═══ DATA IN THIS EXERCISE ═══

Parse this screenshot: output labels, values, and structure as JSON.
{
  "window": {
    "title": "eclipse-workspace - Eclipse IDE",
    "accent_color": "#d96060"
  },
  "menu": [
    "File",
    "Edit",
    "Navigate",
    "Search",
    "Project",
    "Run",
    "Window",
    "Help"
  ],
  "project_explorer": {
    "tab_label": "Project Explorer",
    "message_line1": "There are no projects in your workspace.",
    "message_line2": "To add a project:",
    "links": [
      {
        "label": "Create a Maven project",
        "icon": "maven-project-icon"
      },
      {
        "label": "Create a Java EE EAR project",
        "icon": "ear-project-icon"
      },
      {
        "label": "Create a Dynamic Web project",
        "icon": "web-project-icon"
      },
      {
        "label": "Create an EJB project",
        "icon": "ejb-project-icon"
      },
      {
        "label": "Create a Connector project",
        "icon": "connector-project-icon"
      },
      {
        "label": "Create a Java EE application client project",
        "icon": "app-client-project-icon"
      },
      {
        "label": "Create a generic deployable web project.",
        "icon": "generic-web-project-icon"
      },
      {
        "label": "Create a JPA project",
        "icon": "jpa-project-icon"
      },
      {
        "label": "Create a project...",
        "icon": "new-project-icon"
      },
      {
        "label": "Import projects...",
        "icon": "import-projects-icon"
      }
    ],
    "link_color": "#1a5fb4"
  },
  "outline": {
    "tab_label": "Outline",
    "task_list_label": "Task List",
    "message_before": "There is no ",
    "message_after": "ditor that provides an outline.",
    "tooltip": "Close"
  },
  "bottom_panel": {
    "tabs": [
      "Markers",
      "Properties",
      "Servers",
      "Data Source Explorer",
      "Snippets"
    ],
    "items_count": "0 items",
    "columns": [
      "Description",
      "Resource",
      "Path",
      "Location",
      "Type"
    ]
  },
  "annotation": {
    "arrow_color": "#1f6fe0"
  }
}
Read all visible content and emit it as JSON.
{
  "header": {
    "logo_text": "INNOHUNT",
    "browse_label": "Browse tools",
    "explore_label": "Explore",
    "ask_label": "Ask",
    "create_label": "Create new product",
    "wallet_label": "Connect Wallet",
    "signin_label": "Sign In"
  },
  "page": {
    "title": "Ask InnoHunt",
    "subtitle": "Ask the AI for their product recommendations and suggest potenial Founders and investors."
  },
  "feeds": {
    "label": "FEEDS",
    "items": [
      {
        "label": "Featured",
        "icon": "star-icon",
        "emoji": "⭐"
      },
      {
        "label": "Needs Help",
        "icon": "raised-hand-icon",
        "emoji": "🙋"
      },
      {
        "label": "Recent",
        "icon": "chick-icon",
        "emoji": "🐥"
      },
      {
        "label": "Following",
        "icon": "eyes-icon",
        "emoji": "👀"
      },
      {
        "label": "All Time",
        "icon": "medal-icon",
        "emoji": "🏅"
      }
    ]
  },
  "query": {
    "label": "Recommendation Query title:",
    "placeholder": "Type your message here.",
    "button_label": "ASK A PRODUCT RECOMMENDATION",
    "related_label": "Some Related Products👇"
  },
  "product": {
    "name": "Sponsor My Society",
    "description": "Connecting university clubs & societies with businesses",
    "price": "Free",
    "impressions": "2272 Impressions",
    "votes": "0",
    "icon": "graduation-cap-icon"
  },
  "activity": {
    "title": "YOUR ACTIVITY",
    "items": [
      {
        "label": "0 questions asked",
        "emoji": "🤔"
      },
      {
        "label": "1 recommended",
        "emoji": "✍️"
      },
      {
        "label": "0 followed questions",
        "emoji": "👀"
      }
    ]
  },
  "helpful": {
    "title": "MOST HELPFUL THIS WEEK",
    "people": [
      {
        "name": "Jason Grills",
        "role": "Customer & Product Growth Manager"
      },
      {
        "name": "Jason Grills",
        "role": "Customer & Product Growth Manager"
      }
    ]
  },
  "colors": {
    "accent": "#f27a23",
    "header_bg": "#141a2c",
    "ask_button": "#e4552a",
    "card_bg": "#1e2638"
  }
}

═══

### DESCRIPTION OF THE TASK
Nothing in the data may differ; print all of it exactly as written.

### EXERCISE OUTPUT
Parse this screenshot: output labels, values, and structure as JSON.
{
  "window": {
    "title": "eclipse-workspace - Eclipse IDE",
    "accent_color": "#d96060"
  },
  "menu": [
    "File",
    "Edit",
    "Navigate",
    "Search",
    "Project",
    "Run",
    "Window",
    "Help"
  ],
  "project_explorer": {
    "tab_label": "Project Explorer",
    "message_line1": "There are no projects in your workspace.",
    "message_line2": "To add a project:",
    "links": [
      {
        "label": "Create a Maven project",
        "icon": "maven-project-icon"
      },
      {
        "label": "Create a Java EE EAR project",
        "icon": "ear-project-icon"
      },
      {
        "label": "Create a Dynamic Web project",
        "icon": "web-project-icon"
      },
      {
        "label": "Create an EJB project",
        "icon": "ejb-project-icon"
      },
      {
        "label": "Create a Connector project",
        "icon": "connector-project-icon"
      },
      {
        "label": "Create a Java EE application client project",
        "icon": "app-client-project-icon"
      },
      {
        "label": "Create a generic deployable web project.",
        "icon": "generic-web-project-icon"
      },
      {
        "label": "Create a JPA project",
        "icon": "jpa-project-icon"
      },
      {
        "label": "Create a project...",
        "icon": "new-project-icon"
      },
      {
        "label": "Import projects...",
        "icon": "import-projects-icon"
      }
    ],
    "link_color": "#1a5fb4"
  },
  "outline": {
    "tab_label": "Outline",
    "task_list_label": "Task List",
    "message_before": "There is no ",
    "message_after": "ditor that provides an outline.",
    "tooltip": "Close"
  },
  "bottom_panel": {
    "tabs": [
      "Markers",
      "Properties",
      "Servers",
      "Data Source Explorer",
      "Snippets"
    ],
    "items_count": "0 items",
    "columns": [
      "Description",
      "Resource",
      "Path",
      "Location",
      "Type"
    ]
  },
  "annotation": {
    "arrow_color": "#1f6fe0"
  }
}
Read all visible content and emit it as JSON.
{
  "header": {
    "logo_text": "INNOHUNT",
    "browse_label": "Browse tools",
    "explore_label": "Explore",
    "ask_label": "Ask",
    "create_label": "Create new product",
    "wallet_label": "Connect Wallet",
    "signin_label": "Sign In"
  },
  "page": {
    "title": "Ask InnoHunt",
    "subtitle": "Ask the AI for their product recommendations and suggest potenial Founders and investors."
  },
  "feeds": {
    "label": "FEEDS",
    "items": [
      {
        "label": "Featured",
        "icon": "star-icon",
        "emoji": "⭐"
      },
      {
        "label": "Needs Help",
        "icon": "raised-hand-icon",
        "emoji": "🙋"
      },
      {
        "label": "Recent",
        "icon": "chick-icon",
        "emoji": "🐥"
      },
      {
        "label": "Following",
        "icon": "eyes-icon",
        "emoji": "👀"
      },
      {
        "label": "All Time",
        "icon": "medal-icon",
        "emoji": "🏅"
      }
    ]
  },
  "query": {
    "label": "Recommendation Query title:",
    "placeholder": "Type your message here.",
    "button_label": "ASK A PRODUCT RECOMMENDATION",
    "related_label": "Some Related Products👇"
  },
  "product": {
    "name": "Sponsor My Society",
    "description": "Connecting university clubs & societies with businesses",
    "price": "Free",
    "impressions": "2272 Impressions",
    "votes": "0",
    "icon": "graduation-cap-icon"
  },
  "activity": {
    "title": "YOUR ACTIVITY",
    "items": [
      {
        "label": "0 questions asked",
        "emoji": "🤔"
      },
      {
        "label": "1 recommended",
        "emoji": "✍️"
      },
      {
        "label": "0 followed questions",
        "emoji": "👀"
      }
    ]
  },
  "helpful": {
    "title": "MOST HELPFUL THIS WEEK",
    "people": [
      {
        "name": "Jason Grills",
        "role": "Customer & Product Growth Manager"
      },
      {
        "name": "Jason Grills",
        "role": "Customer & Product Growth Manager"
      }
    ]
  },
  "colors": {
    "accent": "#f27a23",
    "header_bg": "#141a2c",
    "ask_button": "#e4552a",
    "card_bg": "#1e2638"
  }
}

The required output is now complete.